* _WORK INSTRUCTIONS_: Count every line of these entries that holds the word "mmHg", and reply with the number only.

* _SOURCE MATERIAL_:
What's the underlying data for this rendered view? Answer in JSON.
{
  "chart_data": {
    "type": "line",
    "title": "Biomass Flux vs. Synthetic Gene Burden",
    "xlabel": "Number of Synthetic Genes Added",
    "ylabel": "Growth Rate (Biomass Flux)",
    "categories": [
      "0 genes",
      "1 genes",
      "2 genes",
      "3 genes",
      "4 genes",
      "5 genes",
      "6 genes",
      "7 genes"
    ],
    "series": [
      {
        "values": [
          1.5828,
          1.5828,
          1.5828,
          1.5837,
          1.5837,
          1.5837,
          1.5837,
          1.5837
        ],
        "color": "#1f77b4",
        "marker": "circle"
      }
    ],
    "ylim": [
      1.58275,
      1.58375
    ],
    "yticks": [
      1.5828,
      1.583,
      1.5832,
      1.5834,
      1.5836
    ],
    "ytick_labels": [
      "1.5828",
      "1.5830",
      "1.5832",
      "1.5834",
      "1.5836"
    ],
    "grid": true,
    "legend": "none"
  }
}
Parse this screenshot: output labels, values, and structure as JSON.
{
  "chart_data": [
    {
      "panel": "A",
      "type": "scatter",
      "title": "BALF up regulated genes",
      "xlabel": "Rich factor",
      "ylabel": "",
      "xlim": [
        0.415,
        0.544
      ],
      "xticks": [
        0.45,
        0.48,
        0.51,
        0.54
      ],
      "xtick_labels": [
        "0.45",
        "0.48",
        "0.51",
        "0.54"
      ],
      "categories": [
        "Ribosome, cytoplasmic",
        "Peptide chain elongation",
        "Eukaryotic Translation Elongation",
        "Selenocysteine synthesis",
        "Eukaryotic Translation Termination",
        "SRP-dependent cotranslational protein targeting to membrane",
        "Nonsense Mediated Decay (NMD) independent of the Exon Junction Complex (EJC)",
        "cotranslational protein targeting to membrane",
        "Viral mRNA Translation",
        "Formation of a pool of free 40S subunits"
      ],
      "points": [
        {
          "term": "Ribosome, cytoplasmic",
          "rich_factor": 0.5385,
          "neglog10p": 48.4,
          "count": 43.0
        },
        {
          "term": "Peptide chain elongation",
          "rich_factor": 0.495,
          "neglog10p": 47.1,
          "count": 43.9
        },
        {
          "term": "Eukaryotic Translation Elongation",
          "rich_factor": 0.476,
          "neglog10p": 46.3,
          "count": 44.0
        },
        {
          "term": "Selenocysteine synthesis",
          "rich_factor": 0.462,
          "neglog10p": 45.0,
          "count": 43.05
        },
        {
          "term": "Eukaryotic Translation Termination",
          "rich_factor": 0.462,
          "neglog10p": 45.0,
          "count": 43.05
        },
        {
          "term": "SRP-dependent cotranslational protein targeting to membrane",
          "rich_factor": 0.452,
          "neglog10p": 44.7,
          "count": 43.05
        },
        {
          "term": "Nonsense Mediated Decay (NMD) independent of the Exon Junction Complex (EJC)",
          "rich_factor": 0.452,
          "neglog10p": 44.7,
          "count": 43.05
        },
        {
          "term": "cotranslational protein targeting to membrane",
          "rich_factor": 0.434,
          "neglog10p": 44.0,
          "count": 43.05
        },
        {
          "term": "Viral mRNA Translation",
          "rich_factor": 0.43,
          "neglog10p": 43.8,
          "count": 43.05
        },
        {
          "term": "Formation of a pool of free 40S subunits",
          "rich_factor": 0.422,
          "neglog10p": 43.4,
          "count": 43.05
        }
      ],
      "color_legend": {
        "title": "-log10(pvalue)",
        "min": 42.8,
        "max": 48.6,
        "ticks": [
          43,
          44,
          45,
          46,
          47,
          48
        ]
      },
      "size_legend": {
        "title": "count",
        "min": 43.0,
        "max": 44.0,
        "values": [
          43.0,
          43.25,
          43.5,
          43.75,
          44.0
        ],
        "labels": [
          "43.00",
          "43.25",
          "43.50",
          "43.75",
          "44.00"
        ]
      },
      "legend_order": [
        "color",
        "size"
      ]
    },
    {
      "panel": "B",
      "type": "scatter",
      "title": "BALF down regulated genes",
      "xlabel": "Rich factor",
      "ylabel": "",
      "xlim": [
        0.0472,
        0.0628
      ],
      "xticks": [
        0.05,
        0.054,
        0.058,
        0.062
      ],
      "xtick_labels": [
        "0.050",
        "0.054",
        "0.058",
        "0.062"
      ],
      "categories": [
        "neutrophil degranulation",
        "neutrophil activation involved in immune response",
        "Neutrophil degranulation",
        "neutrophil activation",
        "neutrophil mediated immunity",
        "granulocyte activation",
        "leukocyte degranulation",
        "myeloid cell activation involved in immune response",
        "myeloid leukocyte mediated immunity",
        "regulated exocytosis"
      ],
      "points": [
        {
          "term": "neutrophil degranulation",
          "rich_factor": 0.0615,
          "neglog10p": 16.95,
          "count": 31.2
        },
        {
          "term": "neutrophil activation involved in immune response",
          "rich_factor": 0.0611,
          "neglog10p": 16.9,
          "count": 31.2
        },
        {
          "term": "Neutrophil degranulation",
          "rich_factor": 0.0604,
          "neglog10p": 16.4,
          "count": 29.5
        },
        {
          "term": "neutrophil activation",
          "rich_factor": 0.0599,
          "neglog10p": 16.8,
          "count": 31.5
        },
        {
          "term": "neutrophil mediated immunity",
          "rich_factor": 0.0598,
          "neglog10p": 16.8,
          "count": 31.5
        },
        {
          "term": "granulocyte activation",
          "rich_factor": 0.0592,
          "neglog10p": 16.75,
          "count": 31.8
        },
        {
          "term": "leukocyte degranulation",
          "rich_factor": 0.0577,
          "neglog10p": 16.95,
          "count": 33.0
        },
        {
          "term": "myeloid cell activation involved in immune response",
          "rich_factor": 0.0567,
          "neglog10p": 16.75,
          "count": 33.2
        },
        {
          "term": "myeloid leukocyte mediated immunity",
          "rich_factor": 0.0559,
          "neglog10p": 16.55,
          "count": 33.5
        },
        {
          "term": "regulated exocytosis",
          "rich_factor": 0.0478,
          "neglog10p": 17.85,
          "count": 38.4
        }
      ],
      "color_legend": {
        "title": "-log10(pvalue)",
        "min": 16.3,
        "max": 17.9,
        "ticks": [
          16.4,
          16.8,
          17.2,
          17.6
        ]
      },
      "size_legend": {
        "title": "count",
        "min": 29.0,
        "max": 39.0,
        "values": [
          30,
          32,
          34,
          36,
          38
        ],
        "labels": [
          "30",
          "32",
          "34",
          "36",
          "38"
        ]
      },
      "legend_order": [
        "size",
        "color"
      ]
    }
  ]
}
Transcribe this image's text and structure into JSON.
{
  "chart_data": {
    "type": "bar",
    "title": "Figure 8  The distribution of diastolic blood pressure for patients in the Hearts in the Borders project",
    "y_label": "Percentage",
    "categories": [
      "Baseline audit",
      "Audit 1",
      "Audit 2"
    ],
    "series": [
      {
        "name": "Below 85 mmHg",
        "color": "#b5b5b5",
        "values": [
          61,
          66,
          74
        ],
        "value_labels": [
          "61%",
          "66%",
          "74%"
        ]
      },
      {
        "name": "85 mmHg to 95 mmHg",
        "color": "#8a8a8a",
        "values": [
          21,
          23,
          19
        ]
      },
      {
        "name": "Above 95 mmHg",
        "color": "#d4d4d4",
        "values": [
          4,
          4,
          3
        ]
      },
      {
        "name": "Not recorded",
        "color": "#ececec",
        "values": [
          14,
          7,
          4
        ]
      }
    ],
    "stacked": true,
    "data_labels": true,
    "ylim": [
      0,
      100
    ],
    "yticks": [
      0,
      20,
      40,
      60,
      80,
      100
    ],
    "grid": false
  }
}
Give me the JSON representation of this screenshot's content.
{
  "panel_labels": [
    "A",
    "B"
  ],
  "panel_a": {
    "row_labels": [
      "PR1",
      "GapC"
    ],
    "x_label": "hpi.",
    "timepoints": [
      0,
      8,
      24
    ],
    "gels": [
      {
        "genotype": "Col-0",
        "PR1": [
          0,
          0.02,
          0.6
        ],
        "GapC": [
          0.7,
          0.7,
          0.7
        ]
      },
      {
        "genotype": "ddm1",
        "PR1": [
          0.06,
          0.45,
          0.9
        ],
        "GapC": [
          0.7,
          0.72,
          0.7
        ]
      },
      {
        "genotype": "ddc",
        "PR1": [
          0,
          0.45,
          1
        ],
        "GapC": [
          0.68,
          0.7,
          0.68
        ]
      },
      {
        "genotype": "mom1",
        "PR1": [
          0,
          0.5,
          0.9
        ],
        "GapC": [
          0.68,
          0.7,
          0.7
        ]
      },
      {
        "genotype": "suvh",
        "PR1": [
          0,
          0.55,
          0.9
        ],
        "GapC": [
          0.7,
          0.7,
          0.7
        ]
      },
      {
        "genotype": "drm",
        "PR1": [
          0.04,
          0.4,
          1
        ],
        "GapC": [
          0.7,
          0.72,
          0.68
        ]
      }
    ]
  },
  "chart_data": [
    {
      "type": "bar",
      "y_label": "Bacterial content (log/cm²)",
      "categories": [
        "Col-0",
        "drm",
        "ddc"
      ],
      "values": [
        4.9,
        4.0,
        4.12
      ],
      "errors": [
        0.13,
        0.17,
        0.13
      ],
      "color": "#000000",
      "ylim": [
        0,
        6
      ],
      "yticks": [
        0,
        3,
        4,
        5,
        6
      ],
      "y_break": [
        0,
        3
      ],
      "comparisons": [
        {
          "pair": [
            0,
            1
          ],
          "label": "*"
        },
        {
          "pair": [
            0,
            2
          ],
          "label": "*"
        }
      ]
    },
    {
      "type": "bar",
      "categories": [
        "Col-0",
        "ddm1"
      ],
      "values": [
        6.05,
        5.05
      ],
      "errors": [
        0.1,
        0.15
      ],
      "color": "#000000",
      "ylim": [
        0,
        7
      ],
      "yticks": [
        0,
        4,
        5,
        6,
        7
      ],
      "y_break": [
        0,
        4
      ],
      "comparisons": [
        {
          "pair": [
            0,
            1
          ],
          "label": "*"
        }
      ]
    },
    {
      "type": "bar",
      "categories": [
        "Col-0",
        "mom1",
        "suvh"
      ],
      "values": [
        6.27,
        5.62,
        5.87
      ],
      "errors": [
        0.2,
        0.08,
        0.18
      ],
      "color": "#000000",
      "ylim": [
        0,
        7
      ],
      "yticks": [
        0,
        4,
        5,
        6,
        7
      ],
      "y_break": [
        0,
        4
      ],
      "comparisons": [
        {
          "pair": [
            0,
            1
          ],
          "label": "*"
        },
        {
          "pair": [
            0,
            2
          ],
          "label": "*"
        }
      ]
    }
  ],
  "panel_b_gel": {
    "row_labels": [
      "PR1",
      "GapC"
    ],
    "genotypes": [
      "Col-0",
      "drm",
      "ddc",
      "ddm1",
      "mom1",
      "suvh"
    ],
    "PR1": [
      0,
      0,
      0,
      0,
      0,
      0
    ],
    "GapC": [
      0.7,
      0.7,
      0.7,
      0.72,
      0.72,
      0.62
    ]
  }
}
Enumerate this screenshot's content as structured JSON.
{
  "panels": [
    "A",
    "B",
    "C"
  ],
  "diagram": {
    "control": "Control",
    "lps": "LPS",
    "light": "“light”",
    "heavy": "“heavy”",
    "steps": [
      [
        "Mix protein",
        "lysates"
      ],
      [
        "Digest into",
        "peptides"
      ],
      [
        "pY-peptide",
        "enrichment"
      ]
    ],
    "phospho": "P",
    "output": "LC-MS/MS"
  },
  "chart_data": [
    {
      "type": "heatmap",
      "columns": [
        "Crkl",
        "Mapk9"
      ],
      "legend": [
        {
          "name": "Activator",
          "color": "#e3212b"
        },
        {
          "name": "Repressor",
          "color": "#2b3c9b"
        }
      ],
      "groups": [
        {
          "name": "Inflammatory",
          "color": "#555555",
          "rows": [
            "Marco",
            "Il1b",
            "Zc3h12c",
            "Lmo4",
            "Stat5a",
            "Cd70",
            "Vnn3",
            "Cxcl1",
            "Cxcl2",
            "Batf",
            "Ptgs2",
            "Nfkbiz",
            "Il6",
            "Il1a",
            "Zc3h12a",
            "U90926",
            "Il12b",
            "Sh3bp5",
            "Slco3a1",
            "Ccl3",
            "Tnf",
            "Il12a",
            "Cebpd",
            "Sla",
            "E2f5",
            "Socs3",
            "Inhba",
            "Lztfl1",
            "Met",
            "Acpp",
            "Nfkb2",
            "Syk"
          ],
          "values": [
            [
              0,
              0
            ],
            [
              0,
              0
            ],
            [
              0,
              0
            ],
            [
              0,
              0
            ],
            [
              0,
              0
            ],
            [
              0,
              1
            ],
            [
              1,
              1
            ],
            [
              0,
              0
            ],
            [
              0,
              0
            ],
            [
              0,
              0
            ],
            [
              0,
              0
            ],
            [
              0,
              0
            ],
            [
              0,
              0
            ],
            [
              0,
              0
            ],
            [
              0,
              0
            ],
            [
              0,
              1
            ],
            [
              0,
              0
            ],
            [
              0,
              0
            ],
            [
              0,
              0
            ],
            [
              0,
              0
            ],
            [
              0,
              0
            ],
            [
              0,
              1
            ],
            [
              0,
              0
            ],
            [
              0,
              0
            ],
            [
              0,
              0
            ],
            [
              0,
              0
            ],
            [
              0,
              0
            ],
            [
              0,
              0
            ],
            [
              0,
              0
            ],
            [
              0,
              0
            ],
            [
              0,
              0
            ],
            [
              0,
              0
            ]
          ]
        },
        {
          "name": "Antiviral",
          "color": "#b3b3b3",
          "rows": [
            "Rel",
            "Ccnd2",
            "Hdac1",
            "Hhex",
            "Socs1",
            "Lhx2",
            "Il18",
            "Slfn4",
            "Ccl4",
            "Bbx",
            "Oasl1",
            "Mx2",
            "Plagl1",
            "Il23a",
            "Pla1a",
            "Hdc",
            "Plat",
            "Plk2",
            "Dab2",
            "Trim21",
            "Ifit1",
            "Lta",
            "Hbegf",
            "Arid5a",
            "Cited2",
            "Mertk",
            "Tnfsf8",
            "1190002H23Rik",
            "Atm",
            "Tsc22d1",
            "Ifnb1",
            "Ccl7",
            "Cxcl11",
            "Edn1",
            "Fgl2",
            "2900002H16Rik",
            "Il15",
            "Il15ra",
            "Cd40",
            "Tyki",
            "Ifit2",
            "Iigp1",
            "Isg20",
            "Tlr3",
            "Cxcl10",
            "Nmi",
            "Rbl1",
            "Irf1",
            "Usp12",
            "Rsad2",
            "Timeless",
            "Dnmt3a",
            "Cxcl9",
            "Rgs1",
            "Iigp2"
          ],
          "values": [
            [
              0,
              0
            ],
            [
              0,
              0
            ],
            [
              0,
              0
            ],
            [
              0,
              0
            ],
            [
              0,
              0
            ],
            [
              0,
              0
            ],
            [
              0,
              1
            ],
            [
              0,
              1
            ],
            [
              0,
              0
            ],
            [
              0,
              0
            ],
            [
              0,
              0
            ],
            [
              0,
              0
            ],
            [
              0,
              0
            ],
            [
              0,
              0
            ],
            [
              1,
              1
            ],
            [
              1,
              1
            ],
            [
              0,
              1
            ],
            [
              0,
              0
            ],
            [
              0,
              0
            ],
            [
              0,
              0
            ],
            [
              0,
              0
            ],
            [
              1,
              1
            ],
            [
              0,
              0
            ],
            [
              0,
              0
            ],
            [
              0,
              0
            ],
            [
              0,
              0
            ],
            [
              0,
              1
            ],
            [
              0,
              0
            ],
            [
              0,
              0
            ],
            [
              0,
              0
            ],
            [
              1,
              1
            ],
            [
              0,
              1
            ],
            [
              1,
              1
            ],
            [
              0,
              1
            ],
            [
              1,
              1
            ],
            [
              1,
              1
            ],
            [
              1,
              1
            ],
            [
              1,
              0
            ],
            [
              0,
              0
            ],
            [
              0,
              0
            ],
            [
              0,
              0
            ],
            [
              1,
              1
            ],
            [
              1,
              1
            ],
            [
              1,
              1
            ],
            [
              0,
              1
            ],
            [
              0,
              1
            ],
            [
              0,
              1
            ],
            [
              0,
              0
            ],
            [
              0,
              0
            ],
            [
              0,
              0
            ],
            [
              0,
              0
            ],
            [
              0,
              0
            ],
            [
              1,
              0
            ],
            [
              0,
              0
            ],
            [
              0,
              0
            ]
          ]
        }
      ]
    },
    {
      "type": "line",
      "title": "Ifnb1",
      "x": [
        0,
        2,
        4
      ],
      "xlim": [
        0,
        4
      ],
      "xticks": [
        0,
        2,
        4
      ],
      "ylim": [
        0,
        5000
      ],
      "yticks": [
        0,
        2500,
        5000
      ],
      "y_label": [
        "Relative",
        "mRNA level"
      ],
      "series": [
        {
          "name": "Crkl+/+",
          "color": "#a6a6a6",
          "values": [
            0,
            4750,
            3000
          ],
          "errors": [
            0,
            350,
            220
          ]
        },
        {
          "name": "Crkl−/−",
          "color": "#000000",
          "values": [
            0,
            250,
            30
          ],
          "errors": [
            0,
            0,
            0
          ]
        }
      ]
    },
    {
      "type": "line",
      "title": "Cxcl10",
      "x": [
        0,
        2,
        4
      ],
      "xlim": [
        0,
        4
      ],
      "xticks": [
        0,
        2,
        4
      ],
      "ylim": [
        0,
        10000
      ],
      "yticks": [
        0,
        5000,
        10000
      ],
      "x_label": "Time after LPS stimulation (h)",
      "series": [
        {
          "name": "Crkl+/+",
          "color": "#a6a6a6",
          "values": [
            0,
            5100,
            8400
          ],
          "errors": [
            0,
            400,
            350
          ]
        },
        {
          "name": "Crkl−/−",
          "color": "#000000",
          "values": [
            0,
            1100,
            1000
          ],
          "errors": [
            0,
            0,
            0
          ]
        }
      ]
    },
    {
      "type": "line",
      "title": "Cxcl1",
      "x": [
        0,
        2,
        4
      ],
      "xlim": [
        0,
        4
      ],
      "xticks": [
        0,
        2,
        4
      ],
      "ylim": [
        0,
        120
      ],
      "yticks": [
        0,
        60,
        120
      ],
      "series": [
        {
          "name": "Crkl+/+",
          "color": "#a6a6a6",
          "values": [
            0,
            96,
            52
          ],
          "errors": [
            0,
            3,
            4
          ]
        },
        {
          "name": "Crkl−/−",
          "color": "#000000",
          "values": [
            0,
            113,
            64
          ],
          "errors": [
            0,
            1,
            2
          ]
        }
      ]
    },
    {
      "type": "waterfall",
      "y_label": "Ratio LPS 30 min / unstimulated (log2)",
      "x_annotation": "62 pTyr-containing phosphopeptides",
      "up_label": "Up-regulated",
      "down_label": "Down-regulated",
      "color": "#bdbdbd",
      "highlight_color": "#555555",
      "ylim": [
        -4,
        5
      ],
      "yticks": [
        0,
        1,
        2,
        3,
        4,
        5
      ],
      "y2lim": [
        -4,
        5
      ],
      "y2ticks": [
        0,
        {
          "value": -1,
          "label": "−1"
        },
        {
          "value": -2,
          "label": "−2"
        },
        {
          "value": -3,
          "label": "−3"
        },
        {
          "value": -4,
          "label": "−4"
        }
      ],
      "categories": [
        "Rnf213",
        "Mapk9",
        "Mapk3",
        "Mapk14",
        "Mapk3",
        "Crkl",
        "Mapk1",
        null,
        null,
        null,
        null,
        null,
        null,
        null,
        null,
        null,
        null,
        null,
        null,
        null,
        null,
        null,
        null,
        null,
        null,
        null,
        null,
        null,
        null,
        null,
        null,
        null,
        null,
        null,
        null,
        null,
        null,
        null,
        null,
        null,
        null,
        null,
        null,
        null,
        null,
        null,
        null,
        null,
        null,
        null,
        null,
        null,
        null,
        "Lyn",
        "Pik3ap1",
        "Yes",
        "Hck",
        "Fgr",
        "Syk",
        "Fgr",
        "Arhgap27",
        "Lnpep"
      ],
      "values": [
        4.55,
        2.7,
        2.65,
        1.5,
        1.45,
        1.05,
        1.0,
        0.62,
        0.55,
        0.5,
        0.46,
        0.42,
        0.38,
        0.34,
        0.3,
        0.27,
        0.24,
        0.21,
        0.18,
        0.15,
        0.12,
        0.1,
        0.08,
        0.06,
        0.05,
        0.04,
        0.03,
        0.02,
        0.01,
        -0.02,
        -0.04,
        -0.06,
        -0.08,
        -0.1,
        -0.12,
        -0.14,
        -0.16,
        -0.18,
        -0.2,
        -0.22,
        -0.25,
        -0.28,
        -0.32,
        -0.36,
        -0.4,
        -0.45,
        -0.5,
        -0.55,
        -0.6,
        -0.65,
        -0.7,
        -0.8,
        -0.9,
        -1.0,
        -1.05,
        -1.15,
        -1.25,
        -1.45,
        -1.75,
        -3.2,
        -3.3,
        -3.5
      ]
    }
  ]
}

* _WRITTEN ANSWER_: 3